■ **RECORDS SHOWN**:

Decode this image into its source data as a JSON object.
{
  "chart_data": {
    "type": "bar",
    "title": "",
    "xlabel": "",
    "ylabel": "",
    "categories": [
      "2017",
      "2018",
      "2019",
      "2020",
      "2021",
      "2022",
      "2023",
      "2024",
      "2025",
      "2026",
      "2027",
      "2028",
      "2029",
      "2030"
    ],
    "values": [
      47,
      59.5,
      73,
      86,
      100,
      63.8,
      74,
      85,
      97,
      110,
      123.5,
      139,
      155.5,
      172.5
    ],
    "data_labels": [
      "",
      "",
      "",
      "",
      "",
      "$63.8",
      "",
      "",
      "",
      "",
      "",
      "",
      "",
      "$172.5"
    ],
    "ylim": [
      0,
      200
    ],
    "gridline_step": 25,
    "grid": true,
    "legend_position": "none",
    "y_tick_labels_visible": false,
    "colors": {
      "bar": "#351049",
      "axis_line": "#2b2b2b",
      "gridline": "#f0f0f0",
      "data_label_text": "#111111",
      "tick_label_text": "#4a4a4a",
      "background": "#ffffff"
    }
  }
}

■ **WHAT NEEDS TO BE DONE**:
Repeat the entries shown above, every one, word for word.

■ **FINISHED TASK**:
Decode this image into its source data as a JSON object.
{
  "chart_data": {
    "type": "bar",
    "title": "",
    "xlabel": "",
    "ylabel": "",
    "categories": [
      "2017",
      "2018",
      "2019",
      "2020",
      "2021",
      "2022",
      "2023",
      "2024",
      "2025",
      "2026",
      "2027",
      "2028",
      "2029",
      "2030"
    ],
    "values": [
      47,
      59.5,
      73,
      86,
      100,
      63.8,
      74,
      85,
      97,
      110,
      123.5,
      139,
      155.5,
      172.5
    ],
    "data_labels": [
      "",
      "",
      "",
      "",
      "",
      "$63.8",
      "",
      "",
      "",
      "",
      "",
      "",
      "",
      "$172.5"
    ],
    "ylim": [
      0,
      200
    ],
    "gridline_step": 25,
    "grid": true,
    "legend_position": "none",
    "y_tick_labels_visible": false,
    "colors": {
      "bar": "#351049",
      "axis_line": "#2b2b2b",
      "gridline": "#f0f0f0",
      "data_label_text": "#111111",
      "tick_label_text": "#4a4a4a",
      "background": "#ffffff"
    }
  }
}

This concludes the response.